Keep only the lines of the listing that include the word "your", and copy them.
--- Begin SOURCE RECORDS ---
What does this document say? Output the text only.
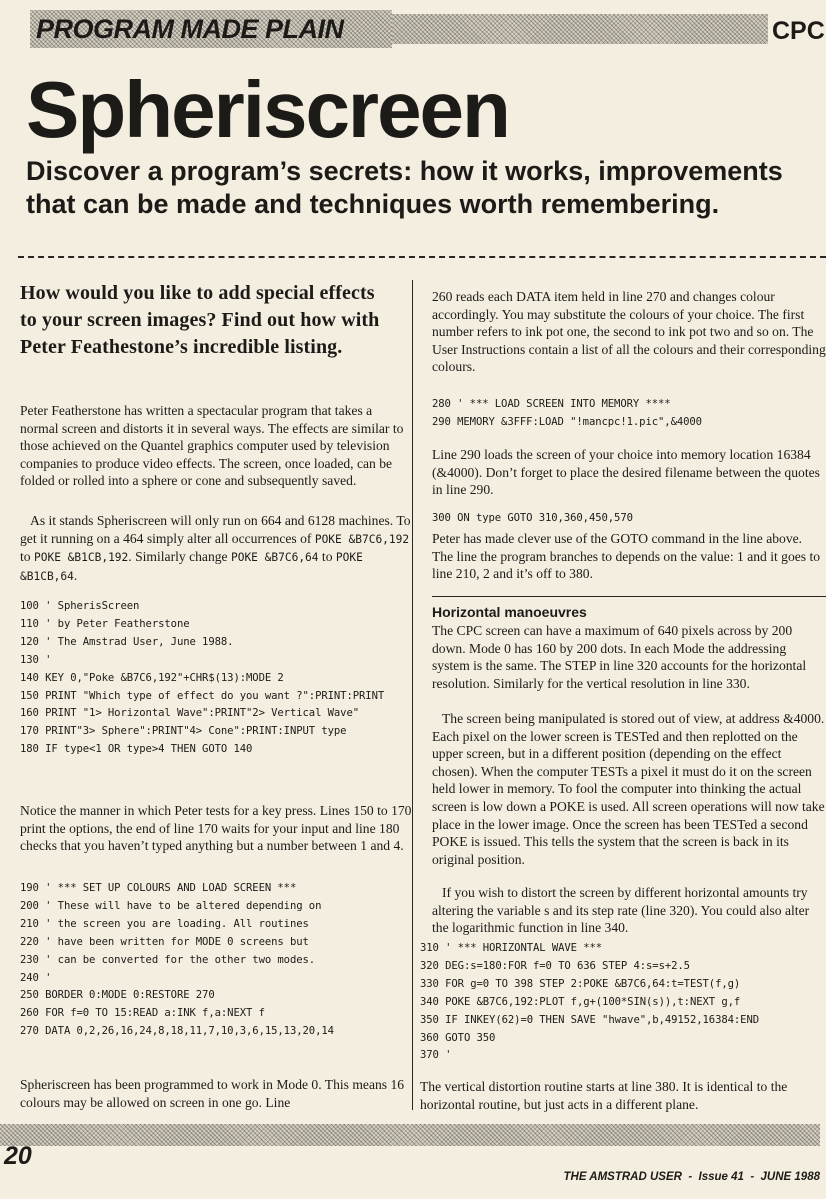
PROGRAM MADE PLAIN	CPC
Spheriscreen
Discover a program’s secrets: how it works, improvements
that can be made and techniques worth remembering.
How would you like to add special effects to your screen images? Find out how with Peter Feathestone’s incredible listing.
Peter Featherstone has written a spectacular program that takes a normal screen and distorts it in several ways. The effects are similar to those achieved on the Quantel graphics computer used by television companies to produce video effects. The screen, once loaded, can be folded or rolled into a sphere or cone and subsequently saved.
As it stands Spheriscreen will only run on 664 and 6128 machines. To get it running on a 464 simply alter all occurrences of POKE &B7C6,192 to POKE &B1CB,192. Similarly change POKE &B7C6,64 to POKE &B1CB,64.
100 ' SpherisScreen
110 ' by Peter Featherstone
120 ' The Amstrad User, June 1988.
130 '
140 KEY 0,"Poke &B7C6,192"+CHR$(13):MODE 2
150 PRINT "Which type of effect do you want ?":PRINT:PRINT
160 PRINT "1> Horizontal Wave":PRINT"2> Vertical Wave"
170 PRINT"3> Sphere":PRINT"4> Cone":PRINT:INPUT type
180 IF type<1 OR type>4 THEN GOTO 140
Notice the manner in which Peter tests for a key press. Lines 150 to 170 print the options, the end of line 170 waits for your input and line 180 checks that you haven’t typed anything but a number between 1 and 4.
190 ' *** SET UP COLOURS AND LOAD SCREEN ***
200 ' These will have to be altered depending on
210 ' the screen you are loading. All routines
220 ' have been written for MODE 0 screens but
230 ' can be converted for the other two modes.
240 '
250 BORDER 0:MODE 0:RESTORE 270
260 FOR f=0 TO 15:READ a:INK f,a:NEXT f
270 DATA 0,2,26,16,24,8,18,11,7,10,3,6,15,13,20,14
Spheriscreen has been programmed to work in Mode 0. This means 16 colours may be allowed on screen in one go. Line
260 reads each DATA item held in line 270 and changes colour accordingly. You may substitute the colours of your choice. The first number refers to ink pot one, the second to ink pot two and so on. The User Instructions contain a list of all the colours and their corresponding colours.
280 ' *** LOAD SCREEN INTO MEMORY ****
290 MEMORY &3FFF:LOAD "!mancpc!1.pic",&4000
Line 290 loads the screen of your choice into memory location 16384 (&4000). Don’t forget to place the desired filename between the quotes in line 290.
300 ON type GOTO 310,360,450,570
Peter has made clever use of the GOTO command in the line above. The line the program branches to depends on the value: 1 and it goes to line 210, 2 and it’s off to 380.
Horizontal manoeuvres
The CPC screen can have a maximum of 640 pixels across by 200 down. Mode 0 has 160 by 200 dots. In each Mode the addressing system is the same. The STEP in line 320 accounts for the horizontal resolution. Similarly for the vertical resolution in line 330.
The screen being manipulated is stored out of view, at address &4000. Each pixel on the lower screen is TESTed and then replotted on the upper screen, but in a different position (depending on the effect chosen). When the computer TESTs a pixel it must do it on the screen held lower in memory. To fool the computer into thinking the actual screen is low down a POKE is used. All screen operations will now take place in the lower image. Once the screen has been TESTed a second POKE is issued. This tells the system that the screen is back in its original position.
If you wish to distort the screen by different horizontal amounts try altering the variable s and its step rate (line 320). You could also alter the logarithmic function in line 340.
310 ' *** HORIZONTAL WAVE ***
320 DEG:s=180:FOR f=0 TO 636 STEP 4:s=s+2.5
330 FOR g=0 TO 398 STEP 2:POKE &B7C6,64:t=TEST(f,g)
340 POKE &B7C6,192:PLOT f,g+(100*SIN(s)),t:NEXT g,f
350 IF INKEY(62)=0 THEN SAVE "hwave",b,49152,16384:END
360 GOTO 350
370 '
The vertical distortion routine starts at line 380. It is identical to the horizontal routine, but just acts in a different plane.
20
THE AMSTRAD USER  -  Issue 41  -  JUNE 1988
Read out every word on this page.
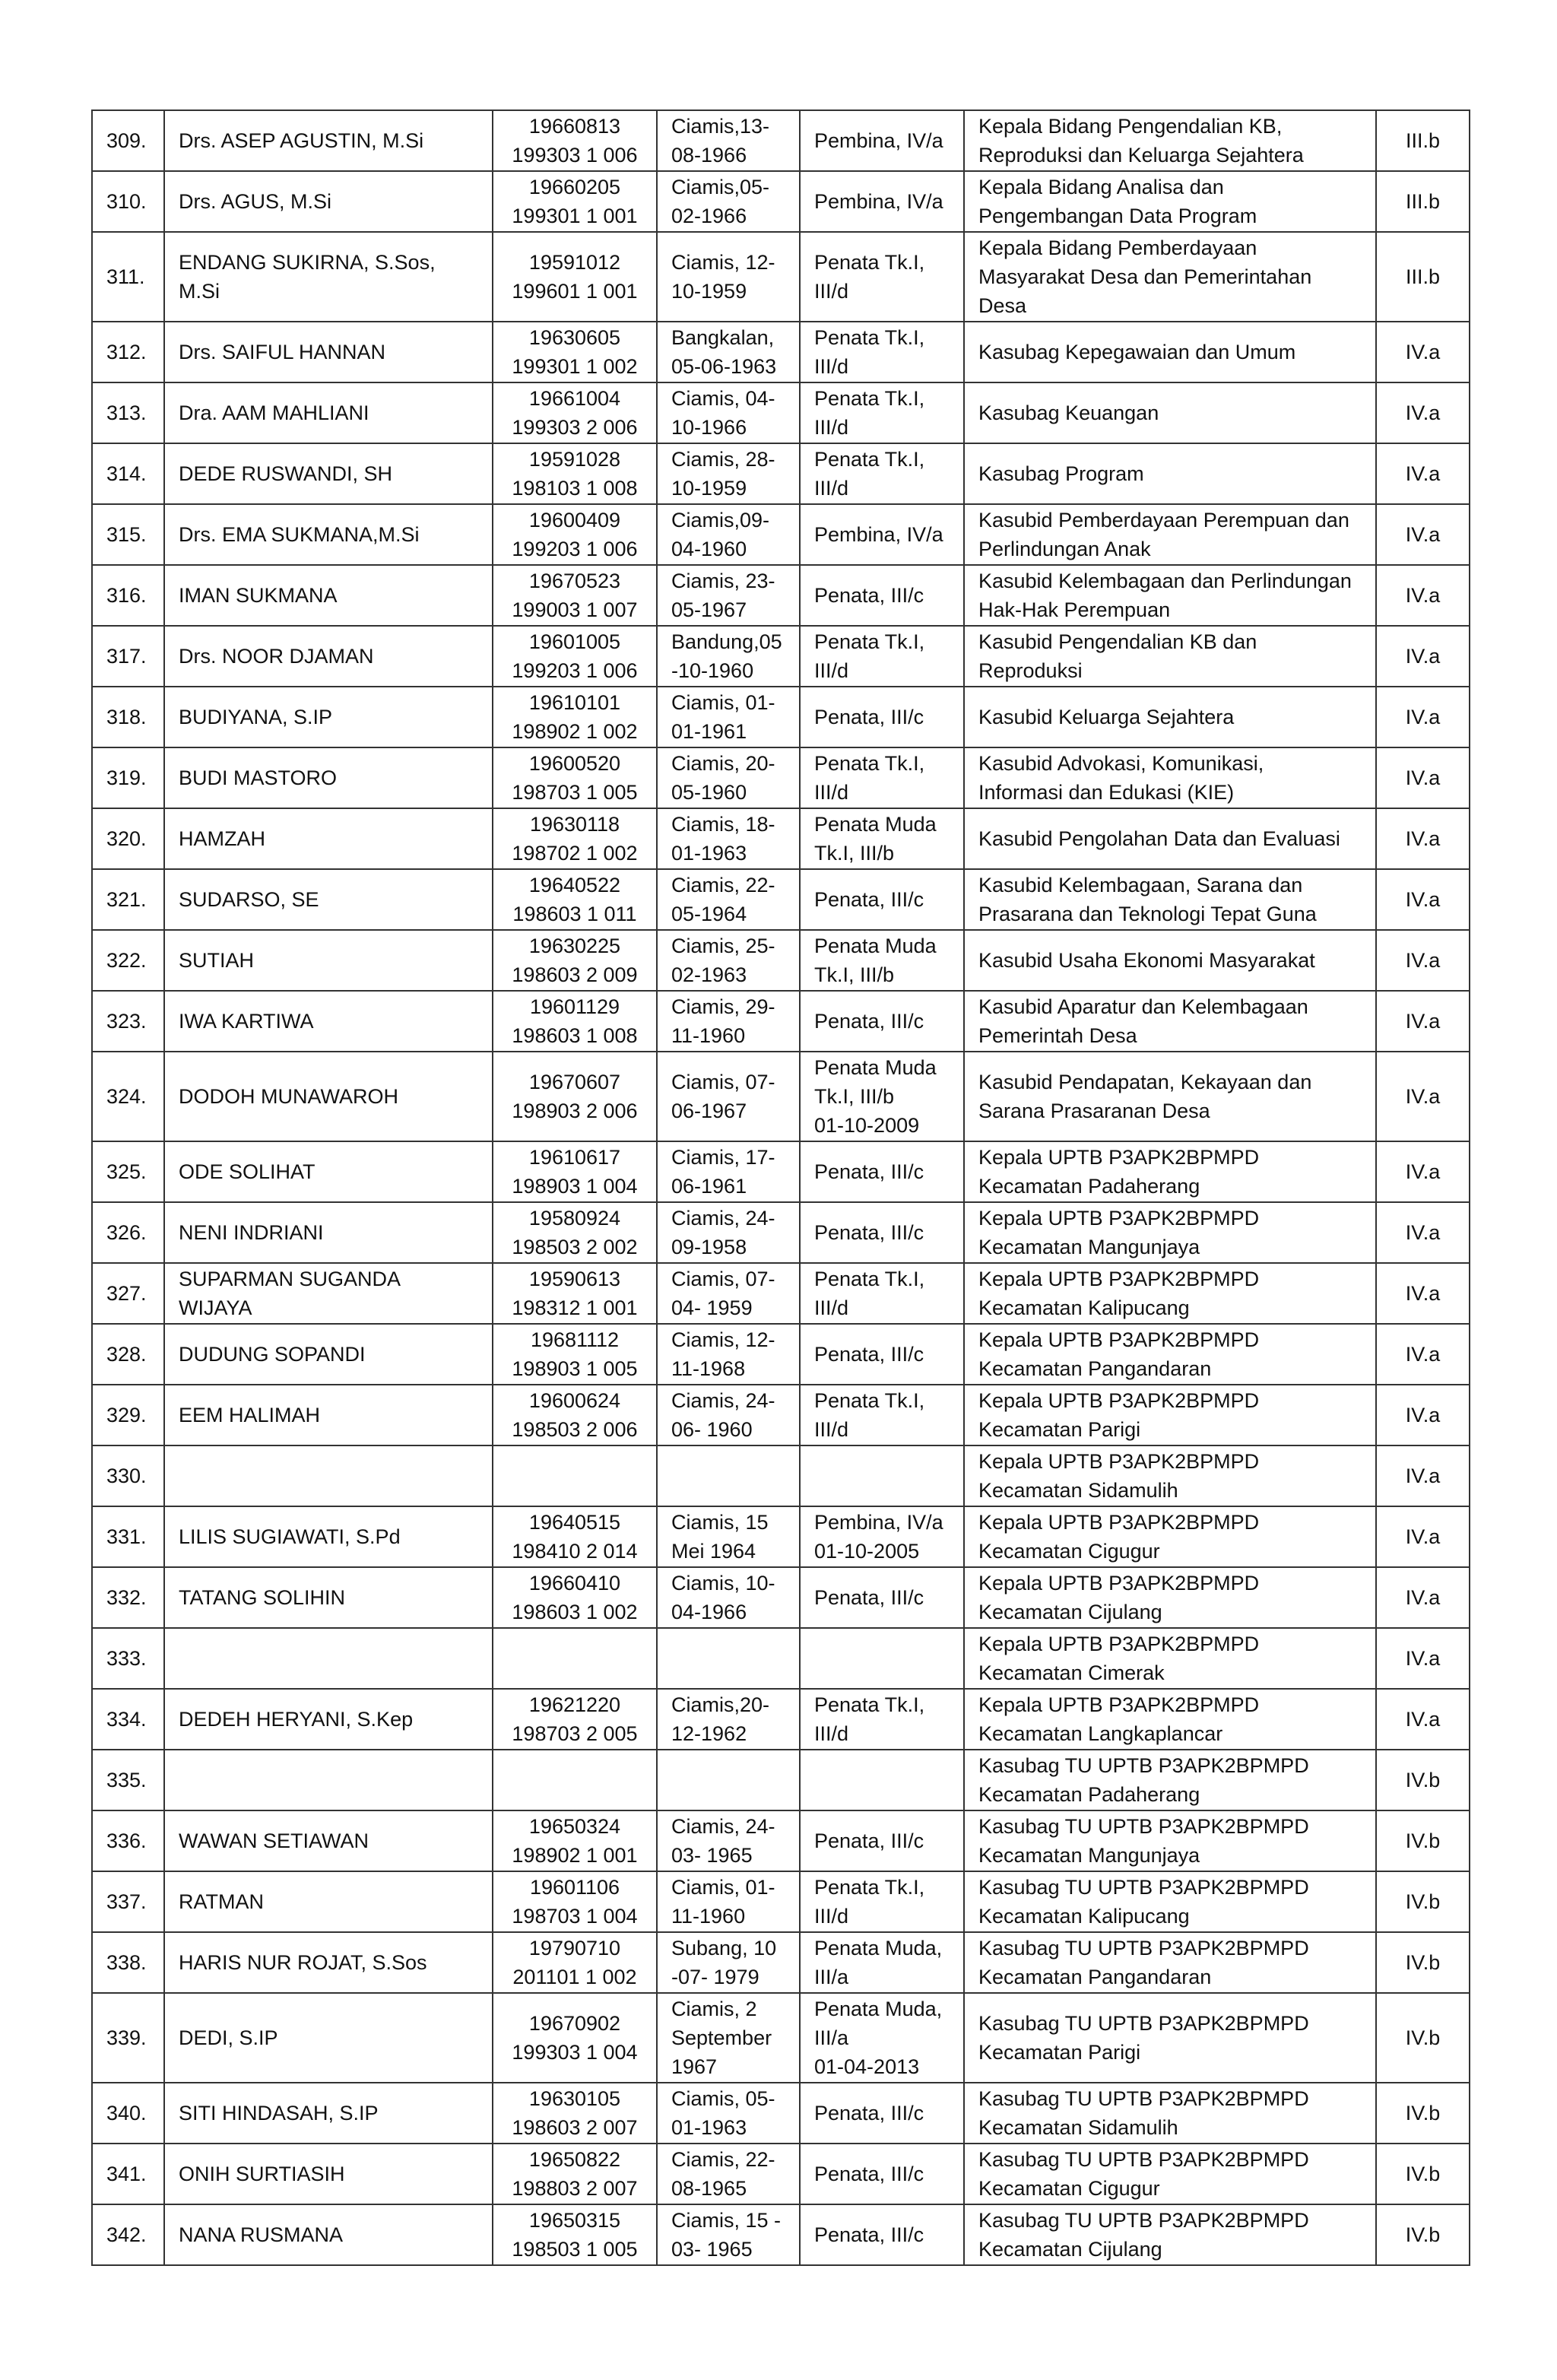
309.	Drs. ASEP AGUSTIN, M.Si	19660813
199303 1 006	Ciamis,13-
08-1966	Pembina, IV/a	Kepala Bidang Pengendalian KB,
Reproduksi dan Keluarga Sejahtera	III.b

310.	Drs. AGUS, M.Si	19660205
199301 1 001	Ciamis,05-
02-1966	Pembina, IV/a	Kepala Bidang Analisa dan
Pengembangan Data Program	III.b

311.	ENDANG SUKIRNA, S.Sos,
M.Si	19591012
199601 1 001	Ciamis, 12-
10-1959	Penata Tk.I,
III/d	Kepala Bidang Pemberdayaan
Masyarakat Desa dan Pemerintahan
Desa	III.b

312.	Drs. SAIFUL HANNAN	19630605
199301 1 002	Bangkalan,
05-06-1963	Penata Tk.I,
III/d	Kasubag Kepegawaian dan Umum	IV.a

313.	Dra. AAM MAHLIANI	19661004
199303 2 006	Ciamis, 04-
10-1966	Penata Tk.I,
III/d	Kasubag Keuangan	IV.a

314.	DEDE RUSWANDI, SH	19591028
198103 1 008	Ciamis, 28-
10-1959	Penata Tk.I,
III/d	Kasubag Program	IV.a

315.	Drs. EMA SUKMANA,M.Si	19600409
199203 1 006	Ciamis,09-
04-1960	Pembina, IV/a	Kasubid Pemberdayaan Perempuan dan
Perlindungan Anak	IV.a

316.	IMAN SUKMANA	19670523
199003 1 007	Ciamis, 23-
05-1967	Penata, III/c	Kasubid Kelembagaan dan Perlindungan
Hak-Hak Perempuan	IV.a

317.	Drs. NOOR DJAMAN	19601005
199203 1 006	Bandung,05
-10-1960	Penata Tk.I,
III/d	Kasubid Pengendalian KB dan
Reproduksi	IV.a

318.	BUDIYANA, S.IP	19610101
198902 1 002	Ciamis, 01-
01-1961	Penata, III/c	Kasubid Keluarga Sejahtera	IV.a

319.	BUDI MASTORO	19600520
198703 1 005	Ciamis, 20-
05-1960	Penata Tk.I,
III/d	Kasubid Advokasi, Komunikasi,
Informasi dan Edukasi (KIE)	IV.a

320.	HAMZAH	19630118
198702 1 002	Ciamis, 18-
01-1963	Penata Muda
Tk.I, III/b	Kasubid Pengolahan Data dan Evaluasi	IV.a

321.	SUDARSO, SE	19640522
198603 1 011	Ciamis, 22-
05-1964	Penata, III/c	Kasubid Kelembagaan, Sarana dan
Prasarana dan Teknologi Tepat Guna	IV.a

322.	SUTIAH	19630225
198603 2 009	Ciamis, 25-
02-1963	Penata Muda
Tk.I, III/b	Kasubid Usaha Ekonomi Masyarakat	IV.a

323.	IWA KARTIWA	19601129
198603 1 008	Ciamis, 29-
11-1960	Penata, III/c	Kasubid Aparatur dan Kelembagaan
Pemerintah Desa	IV.a

324.	DODOH MUNAWAROH	19670607
198903 2 006	Ciamis, 07-
06-1967	Penata Muda
Tk.I, III/b
01-10-2009	Kasubid Pendapatan, Kekayaan dan
Sarana Prasaranan Desa	IV.a

325.	ODE SOLIHAT	19610617
198903 1 004	Ciamis, 17-
06-1961	Penata, III/c	Kepala UPTB P3APK2BPMPD
Kecamatan Padaherang	IV.a

326.	NENI INDRIANI	19580924
198503 2 002	Ciamis, 24-
09-1958	Penata, III/c	Kepala UPTB P3APK2BPMPD
Kecamatan Mangunjaya	IV.a

327.	SUPARMAN SUGANDA
WIJAYA	19590613
198312 1 001	Ciamis, 07-
04- 1959	Penata Tk.I,
III/d	Kepala UPTB P3APK2BPMPD
Kecamatan Kalipucang	IV.a

328.	DUDUNG SOPANDI	19681112
198903 1 005	Ciamis, 12-
11-1968	Penata, III/c	Kepala UPTB P3APK2BPMPD
Kecamatan Pangandaran	IV.a

329.	EEM HALIMAH	19600624
198503 2 006	Ciamis, 24-
06- 1960	Penata Tk.I,
III/d	Kepala UPTB P3APK2BPMPD
Kecamatan Parigi	IV.a

330.					Kepala UPTB P3APK2BPMPD
Kecamatan Sidamulih	IV.a

331.	LILIS SUGIAWATI, S.Pd	19640515
198410 2 014	Ciamis, 15
Mei 1964	Pembina, IV/a
01-10-2005	Kepala UPTB P3APK2BPMPD
Kecamatan Cigugur	IV.a

332.	TATANG SOLIHIN	19660410
198603 1 002	Ciamis, 10-
04-1966	Penata, III/c	Kepala UPTB P3APK2BPMPD
Kecamatan Cijulang	IV.a

333.					Kepala UPTB P3APK2BPMPD
Kecamatan Cimerak	IV.a

334.	DEDEH HERYANI, S.Kep	19621220
198703 2 005	Ciamis,20-
12-1962	Penata Tk.I,
III/d	Kepala UPTB P3APK2BPMPD
Kecamatan Langkaplancar	IV.a

335.					Kasubag TU UPTB P3APK2BPMPD
Kecamatan Padaherang	IV.b

336.	WAWAN SETIAWAN	19650324
198902 1 001	Ciamis, 24-
03- 1965	Penata, III/c	Kasubag TU UPTB P3APK2BPMPD
Kecamatan Mangunjaya	IV.b

337.	RATMAN	19601106
198703 1 004	Ciamis, 01-
11-1960	Penata Tk.I,
III/d	Kasubag TU UPTB P3APK2BPMPD
Kecamatan Kalipucang	IV.b

338.	HARIS NUR ROJAT, S.Sos	19790710
201101 1 002	Subang, 10
-07- 1979	Penata Muda,
III/a	Kasubag TU UPTB P3APK2BPMPD
Kecamatan Pangandaran	IV.b

339.	DEDI, S.IP	19670902
199303 1 004	Ciamis, 2
September
1967	Penata Muda,
III/a
01-04-2013	Kasubag TU UPTB P3APK2BPMPD
Kecamatan Parigi	IV.b

340.	SITI HINDASAH, S.IP	19630105
198603 2 007	Ciamis, 05-
01-1963	Penata, III/c	Kasubag TU UPTB P3APK2BPMPD
Kecamatan Sidamulih	IV.b

341.	ONIH SURTIASIH	19650822
198803 2 007	Ciamis, 22-
08-1965	Penata, III/c	Kasubag TU UPTB P3APK2BPMPD
Kecamatan Cigugur	IV.b

342.	NANA RUSMANA	19650315
198503 1 005	Ciamis, 15 -
03- 1965	Penata, III/c	Kasubag TU UPTB P3APK2BPMPD
Kecamatan Cijulang	IV.b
--- End SOURCE RECORDS ---
=== COMPLETE OUTPUT ===
How would you like to add special effects to your screen images? Find out how with Peter Feathestone’s incredible listing.
Notice the manner in which Peter tests for a key press. Lines 150 to 170 print the options, the end of line 170 waits for your input and line 180 checks that you haven’t typed anything but a number between 1 and 4.
260 reads each DATA item held in line 270 and changes colour accordingly. You may substitute the colours of your choice. The first number refers to ink pot one, the second to ink pot two and so on. The User Instructions contain a list of all the colours and their corresponding colours.
Line 290 loads the screen of your choice into memory location 16384 (&4000). Don’t forget to place the desired filename between the quotes in line 290.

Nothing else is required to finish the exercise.